:: Document segment ::

Add tool to scan and import filesystem metadata into the database (!136) · Merge requests · GitLab.org / container-registry

João Pereira requested to merge db-populate-command into database Apr 07, 2020

Context

This MR resolves #56 (closed). It adds a tool to populate the registry metadata database by scanning the repository filesystem and importing the relevant metadata.

Solution

This MR introduces a new database sub command for the registry binary, named import:

 $ registry database import --help
Import filesystem metadata into the database. This should only be used for an initial one-off
migration, starting with an empty database. Dangling blobs are not imported, only referenced 
ones. This tool is not concurrency safe.

Usage: 
  registry database import [flags]
Flags:
  -d, --dry-run=false: do not commit changes to the database
  -h, --help=false: help for import

This command provides a dry run mode so that it can be tested without committing changes to the database.

Limitations and Possible Improvements

Currently we're wrapping the whole import in a single transaction. This is not ideal because it means that we can't retry imports and the database transaction log will grow considerable for really large repositories, placing pressure on the system due to high I/O. This will be addressed in a separate issue (#86 (closed)).
The import isn't concurrency safe. This means that we can't walk the filesystem in parallel when scanning repositories. Mixing a concurrent storage walk with concurrent database transactions is notoriously difficult, especially as we intend to record and maintain the repositories hierarchical relationship. This will be investigated and addressed in a separate issue (#85 (closed)). The non-concurrent import is enough for our immediate needs.
The metadata about dangling blobs is not imported, only referenced ones. In future we should provide a flag to import dangling blobs as well (#87 (closed)).

Testing

The registry.datastore.Importer tool is tested using Table Driven Tests, Fixtures and Golden Files.

Fixtures

A sample repository was created in registry/datastore/testdata/fixtures/importer. This repository contains multiple repositories, created to simulate all possible scenarios, including:

docker/registry/v2/repositories/a-simple: A simple repository with only one manifest, one layer and two tags pointing to the same manifest.
docker/registry/v2/repositories/b-nested: A set of nested repositories that share some layers between them.

:::
:: Available data ::

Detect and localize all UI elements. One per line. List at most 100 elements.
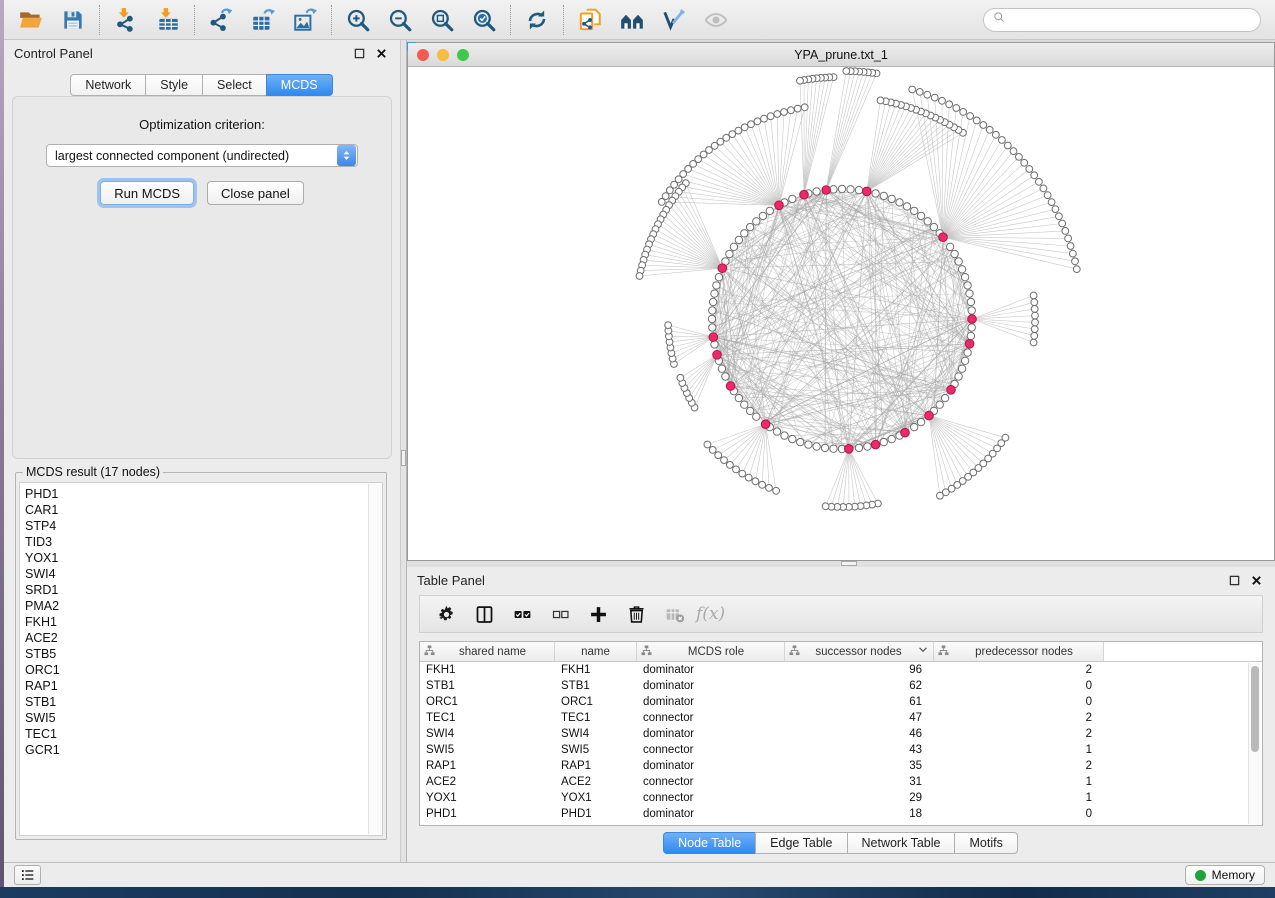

:::

§ **Given instruction**:
Render this sentence from the merge request about the database import tool in Spanish: "This command provides a dry run mode so that it can be tested without committing changes to the database."

§ **Worked answer**:
Este comando ofrece un modo de simulación para que pueda probarse sin confirmar cambios en la base de datos.